# Stated task
A partial copy is required: transcribe exactly the lines from the one containing "Read this page and output its text content." through the last line below, without any pictures.

# Data for processing
-- BEGIN --
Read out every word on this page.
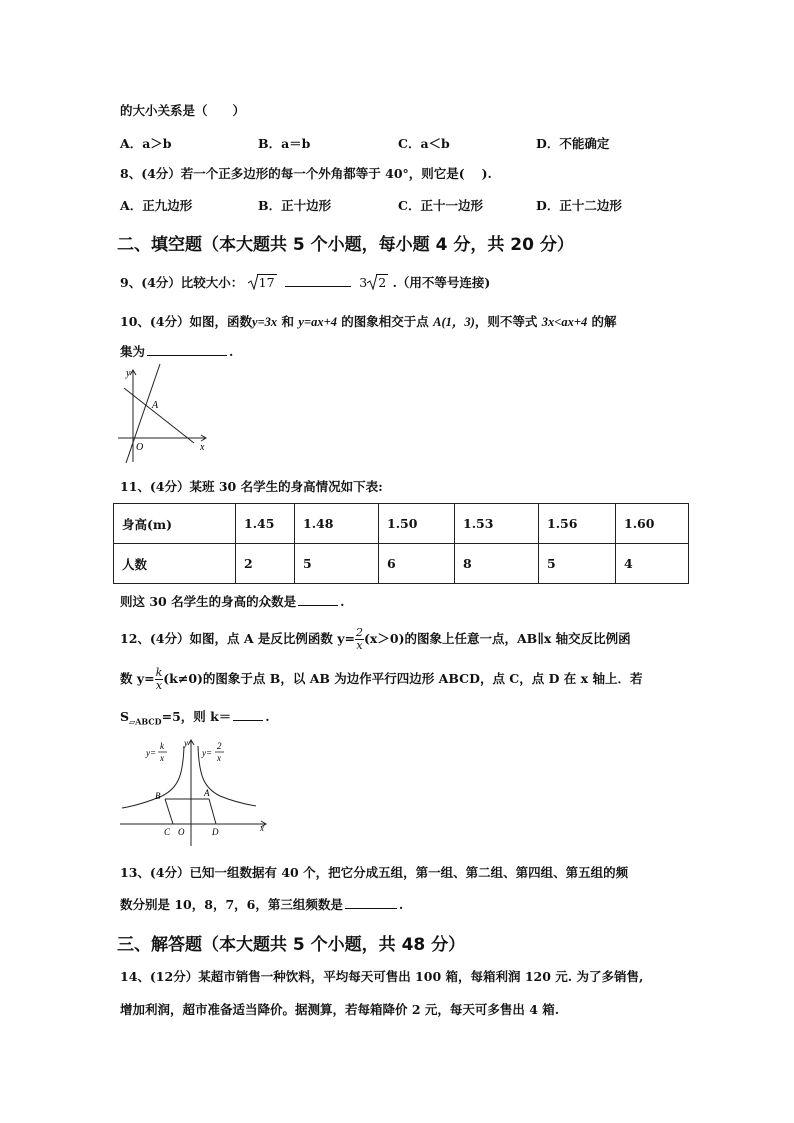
的大小关系是（　　）
A．a＞b	B．a＝b	C．a＜b	D．不能确定
8、(4分）若一个正多边形的每一个外角都等于 40°，则它是(　 ).
A．正九边形	B．正十边形	C．正十一边形	D．正十二边形
二、填空题（本大题共 5 个小题，每小题 4 分，共 20 分）
9、(4分）比较大小： 17	3 2 .（用不等号连接)
10、(4分）如图，函数y=3x 和 y=ax+4 的图象相交于点 A(1，3)，则不等式 3x<ax+4 的解
集为	.
y
x
A
O
11、(4分）某班 30 名学生的身高情况如下表:
身高(m)	1.45	1.48	1.50	1.53	1.56	1.60
人数	2	5	6	8	5	4
则这 30 名学生的身高的众数是	.
12、(4分）如图，点 A 是反比例函数 $y= \frac{2}{x} (x>0)$的图象上任意一点，AB∥x 轴交反比例函
数 $y= \frac{k}{x} (k\ne 0)$的图象于点 B，以 AB 为边作平行四边形 ABCD，点 C，点 D 在 x 轴上．若
$S_{▱ABCD}=5$，则 k＝	.
y=
k
x	y=
2
x
y
x
B	A
C O	D
13、(4分）已知一组数据有 40 个，把它分成五组，第一组、第二组、第四组、第五组的频
数分别是 10，8，7，6，第三组频数是	.
三、解答题（本大题共 5 个小题，共 48 分）
14、(12分）某超市销售一种饮料，平均每天可售出 100 箱，每箱利润 120 元. 为了多销售,
增加利润，超市准备适当降价。据测算，若每箱降价 2 元，每天可多售出 4 箱.
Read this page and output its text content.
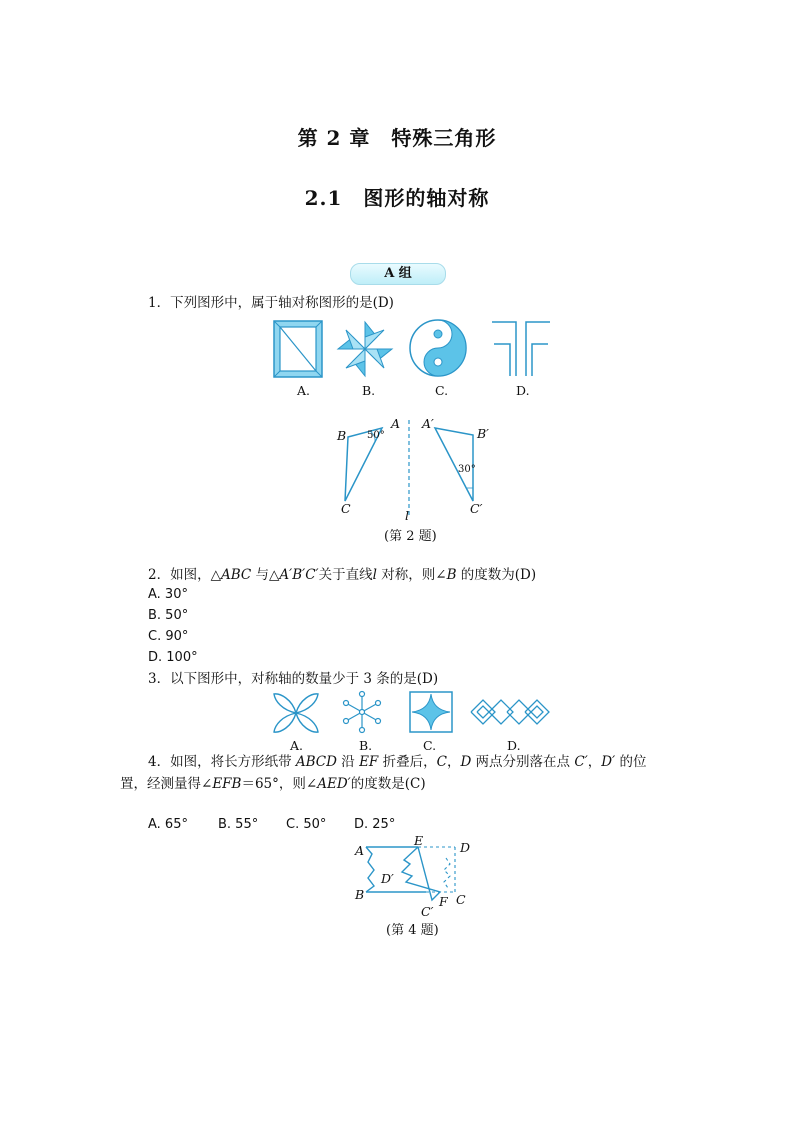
第 2 章　特殊三角形
2.1　图形的轴对称
A 组
1．下列图形中，属于轴对称图形的是(D)
A.	B.	C.	D.
B
A
50°
C
A′
B′
30°
C′
l
(第 2 题)
2．如图，△ABC 与△A′B′C′关于直线l 对称，则∠B 的度数为(D)
A. 30°
B. 50°
C. 90°
D. 100°
3．以下图形中，对称轴的数量少于 3 条的是(D)
A.	B.	C.	D.
4．如图，将长方形纸带 ABCD 沿 EF 折叠后，C，D 两点分别落在点 C′，D′ 的位
置，经测量得∠EFB＝65°，则∠AED′的度数是(C)
A. 65° B. 55° C. 50° D. 25°
A
E	D
D′
B	C
F
C′
(第 4 题)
-- END --
# Response to the exercise
Read this page and output its text content.
第 2 章　特殊三角形
2.1　图形的轴对称
A 组
1．下列图形中，属于轴对称图形的是(D)
A.	B.	C.	D.
B
A
50°
C
A′
B′
30°
C′
l
(第 2 题)
2．如图，△ABC 与△A′B′C′关于直线l 对称，则∠B 的度数为(D)
A. 30°
B. 50°
C. 90°
D. 100°
3．以下图形中，对称轴的数量少于 3 条的是(D)
A.	B.	C.	D.
4．如图，将长方形纸带 ABCD 沿 EF 折叠后，C，D 两点分别落在点 C′，D′ 的位
置，经测量得∠EFB＝65°，则∠AED′的度数是(C)
A. 65° B. 55° C. 50° D. 25°
A
E	D
D′
B	C
F
C′
(第 4 题)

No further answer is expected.